-- Requirement --
Which lines below hold the word "ylabel"? Copy all of them.

-- Extracted entries --
☆ ☆ ☆

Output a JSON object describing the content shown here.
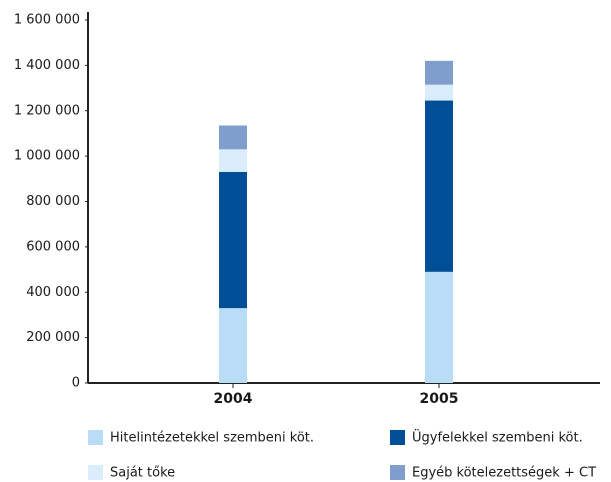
{
  "chart_data": {
    "type": "stacked_bar",
    "categories": [
      "2004",
      "2005"
    ],
    "series": [
      {
        "name": "Hitelintézetekkel szembeni köt.",
        "color": "#b9ddf6",
        "values": [
          330000,
          490000
        ]
      },
      {
        "name": "Ügyfelekkel szembeni köt.",
        "color": "#004f96",
        "values": [
          600000,
          755000
        ]
      },
      {
        "name": "Saját tőke",
        "color": "#daedfb",
        "values": [
          100000,
          70000
        ]
      },
      {
        "name": "Egyéb kötelezettségek + CT",
        "color": "#7f9ecb",
        "values": [
          105000,
          105000
        ]
      }
    ],
    "ylim": [
      0,
      1600000
    ],
    "yticks": [
      0,
      {
        "value": 200000,
        "label": "200 000"
      },
      {
        "value": 400000,
        "label": "400 000"
      },
      {
        "value": 600000,
        "label": "600 000"
      },
      {
        "value": 800000,
        "label": "800 000"
      },
      {
        "value": 1000000,
        "label": "1 000 000"
      },
      {
        "value": 1200000,
        "label": "1 200 000"
      },
      {
        "value": 1400000,
        "label": "1 400 000"
      },
      {
        "value": 1600000,
        "label": "1 600 000"
      }
    ],
    "legend": "bottom"
  }
}
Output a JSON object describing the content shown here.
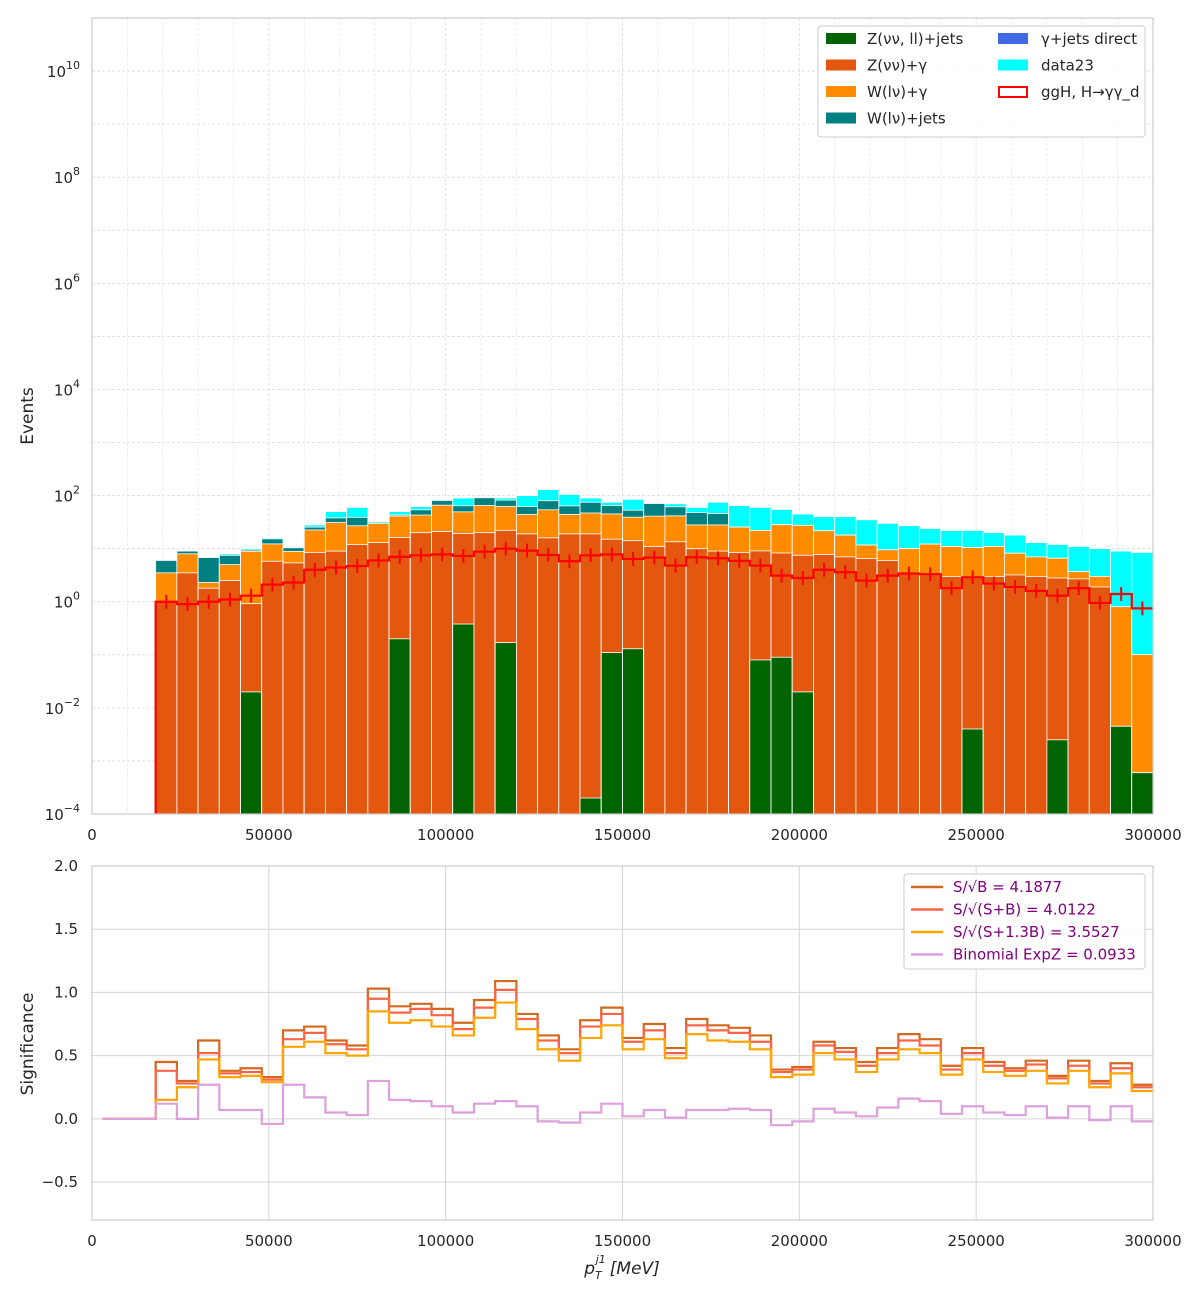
{
  "chart_data": [
    {
      "type": "histogram",
      "ylabel": "Events",
      "xlim": [
        0,
        300000
      ],
      "ylim": [
        0.0001,
        100000000000
      ],
      "yscale": "log",
      "grid": true,
      "x_ticks": [
        "0",
        "50000",
        "100000",
        "150000",
        "200000",
        "250000",
        "300000"
      ],
      "y_ticks": [
        {
          "base": "10",
          "exp": "−4",
          "value": 0.0001
        },
        {
          "base": "10",
          "exp": "−2",
          "value": 0.01
        },
        {
          "base": "10",
          "exp": "0",
          "value": 1
        },
        {
          "base": "10",
          "exp": "2",
          "value": 100
        },
        {
          "base": "10",
          "exp": "4",
          "value": 10000
        },
        {
          "base": "10",
          "exp": "6",
          "value": 1000000
        },
        {
          "base": "10",
          "exp": "8",
          "value": 100000000
        },
        {
          "base": "10",
          "exp": "10",
          "value": 10000000000
        }
      ],
      "bin_edges_start": 18000,
      "bin_width": 6000,
      "legend_position": "top-right",
      "stack_series": [
        {
          "name": "Z(νν, ll)+jets",
          "color": "#006400",
          "values": [
            0,
            0,
            0,
            0,
            0.02,
            0,
            0,
            0,
            0,
            0,
            0,
            0.2,
            0,
            0,
            0.38,
            0,
            0.17,
            0,
            0,
            0,
            0.0002,
            0.11,
            0.13,
            0,
            0,
            0,
            0,
            0,
            0.08,
            0.09,
            0.02,
            0,
            0,
            0,
            0,
            0,
            0,
            0,
            0.004,
            0,
            0,
            0,
            0.0025,
            0,
            0,
            0.0045,
            0.0006,
            0,
            0
          ]
        },
        {
          "name": "Z(νν)+γ",
          "color": "#e4570f",
          "values": [
            1.0,
            3.5,
            1.8,
            2.5,
            0.9,
            5.8,
            5.4,
            8.5,
            9.0,
            12,
            13,
            16,
            20,
            21,
            19,
            20,
            22,
            19,
            16,
            19,
            19,
            15,
            14,
            11,
            13.5,
            10,
            9,
            8.5,
            9,
            8.2,
            7.5,
            7.8,
            7,
            6.5,
            6,
            3.5,
            3.2,
            3,
            3,
            3,
            3.2,
            3,
            2.8,
            2.7,
            1.9
          ]
        },
        {
          "name": "W(lν)+γ",
          "color": "#ff8c00",
          "values": [
            2.5,
            4.5,
            0.5,
            2.5,
            8,
            6.5,
            3.5,
            14,
            22,
            15,
            17,
            25,
            23,
            45,
            30,
            45,
            40,
            25,
            38,
            25,
            28,
            30,
            25,
            30,
            28,
            18,
            19,
            17,
            13,
            20,
            20,
            14,
            11,
            5.2,
            3.5,
            6.5,
            9,
            8,
            7.5,
            8,
            5,
            4,
            3.8,
            1,
            1.1,
            0.8,
            0.1,
            1.1,
            0.2,
            0,
            0
          ]
        },
        {
          "name": "W(lν)+jets",
          "color": "#008080",
          "values": [
            2.5,
            1,
            4.5,
            2.5,
            0.5,
            3,
            1.5,
            3,
            7,
            12,
            0,
            2,
            11,
            15,
            15,
            26,
            20,
            18,
            26,
            20,
            28,
            20,
            14,
            30,
            20,
            20,
            18,
            0,
            0,
            0,
            0,
            0,
            0,
            0,
            0,
            0,
            0,
            0,
            0,
            0,
            0,
            0,
            0,
            0,
            0,
            0
          ]
        },
        {
          "name": "γ+jets direct",
          "color": "#4169e1",
          "values": []
        },
        {
          "name": "data23",
          "color": "#00ffff",
          "values": []
        }
      ],
      "total_stack": [
        6,
        9,
        7,
        8,
        10,
        16,
        10,
        28,
        50,
        60,
        32,
        50,
        62,
        80,
        90,
        80,
        90,
        100,
        130,
        105,
        90,
        75,
        85,
        70,
        70,
        60,
        75,
        65,
        60,
        55,
        45,
        40,
        40,
        35,
        30,
        27,
        24,
        22,
        22,
        20,
        18,
        13,
        12,
        11,
        10,
        9,
        8.5
      ],
      "signal": {
        "name": "ggH, H→γγ_d",
        "color": "#ff0000",
        "values": [
          1.0,
          0.9,
          1.0,
          1.1,
          1.3,
          2.1,
          2.3,
          4.0,
          4.4,
          4.7,
          6.0,
          7.0,
          7.5,
          7.8,
          7.3,
          8.8,
          10.0,
          9.2,
          7.6,
          5.8,
          7.5,
          7.8,
          6.4,
          6.8,
          4.8,
          6.9,
          6.6,
          5.9,
          4.8,
          3.1,
          2.8,
          4.0,
          3.6,
          2.5,
          3.1,
          3.4,
          3.3,
          1.8,
          2.9,
          2.2,
          1.9,
          1.6,
          1.3,
          1.8,
          0.95,
          1.4,
          0.75
        ]
      }
    },
    {
      "type": "step",
      "xlabel_main": "p",
      "xlabel_sub": "T",
      "xlabel_sup": "j1",
      "xlabel_unit": "[MeV]",
      "ylabel": "Significance",
      "xlim": [
        0,
        300000
      ],
      "ylim": [
        -0.8,
        2.0
      ],
      "grid": true,
      "x_ticks": [
        "0",
        "50000",
        "100000",
        "150000",
        "200000",
        "250000",
        "300000"
      ],
      "y_ticks": [
        "2.0",
        "1.5",
        "1.0",
        "0.5",
        "0.0",
        "−0.5"
      ],
      "legend_position": "top-right",
      "bin_edges_start": 18000,
      "bin_width": 6000,
      "series": [
        {
          "name": "S/√B = 4.1877",
          "color": "#d2691e",
          "values": [
            0.45,
            0.3,
            0.62,
            0.38,
            0.4,
            0.33,
            0.7,
            0.73,
            0.62,
            0.58,
            1.03,
            0.89,
            0.91,
            0.87,
            0.76,
            0.94,
            1.09,
            0.83,
            0.66,
            0.55,
            0.78,
            0.88,
            0.64,
            0.75,
            0.56,
            0.79,
            0.74,
            0.72,
            0.66,
            0.39,
            0.41,
            0.61,
            0.56,
            0.45,
            0.56,
            0.67,
            0.63,
            0.42,
            0.56,
            0.45,
            0.4,
            0.46,
            0.34,
            0.46,
            0.3,
            0.44,
            0.27
          ]
        },
        {
          "name": "S/√(S+B) = 4.0122",
          "color": "#ff6347",
          "values": [
            0.38,
            0.28,
            0.52,
            0.36,
            0.37,
            0.31,
            0.63,
            0.68,
            0.59,
            0.55,
            0.95,
            0.84,
            0.87,
            0.82,
            0.71,
            0.88,
            1.02,
            0.79,
            0.62,
            0.52,
            0.73,
            0.83,
            0.61,
            0.7,
            0.52,
            0.74,
            0.7,
            0.68,
            0.61,
            0.37,
            0.39,
            0.58,
            0.53,
            0.42,
            0.52,
            0.62,
            0.58,
            0.39,
            0.52,
            0.42,
            0.38,
            0.43,
            0.32,
            0.42,
            0.28,
            0.4,
            0.25
          ]
        },
        {
          "name": "S/√(S+1.3B) = 3.5527",
          "color": "#ffa500",
          "values": [
            0.15,
            0.25,
            0.47,
            0.33,
            0.34,
            0.29,
            0.57,
            0.61,
            0.52,
            0.5,
            0.85,
            0.76,
            0.78,
            0.73,
            0.66,
            0.8,
            0.92,
            0.71,
            0.55,
            0.46,
            0.64,
            0.74,
            0.55,
            0.63,
            0.48,
            0.67,
            0.62,
            0.61,
            0.55,
            0.33,
            0.35,
            0.52,
            0.47,
            0.37,
            0.47,
            0.55,
            0.52,
            0.35,
            0.47,
            0.37,
            0.34,
            0.38,
            0.28,
            0.38,
            0.25,
            0.36,
            0.22
          ]
        },
        {
          "name": "Binomial ExpZ = 0.0933",
          "color": "#dda0dd",
          "values": [
            0.12,
            0.0,
            0.27,
            0.07,
            0.07,
            -0.04,
            0.27,
            0.17,
            0.05,
            0.03,
            0.3,
            0.15,
            0.14,
            0.1,
            0.05,
            0.12,
            0.14,
            0.1,
            -0.02,
            -0.03,
            0.05,
            0.12,
            0.02,
            0.07,
            0.01,
            0.07,
            0.07,
            0.08,
            0.07,
            -0.05,
            -0.02,
            0.08,
            0.05,
            0.02,
            0.09,
            0.16,
            0.14,
            0.04,
            0.1,
            0.05,
            0.03,
            0.1,
            0.01,
            0.1,
            -0.01,
            0.1,
            -0.02
          ]
        }
      ],
      "lead_zero_start": 3000
    }
  ]
}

☆ ☆ ☆

-- The completed task --
      "ylabel": "Events",
      "ylabel": "Significance",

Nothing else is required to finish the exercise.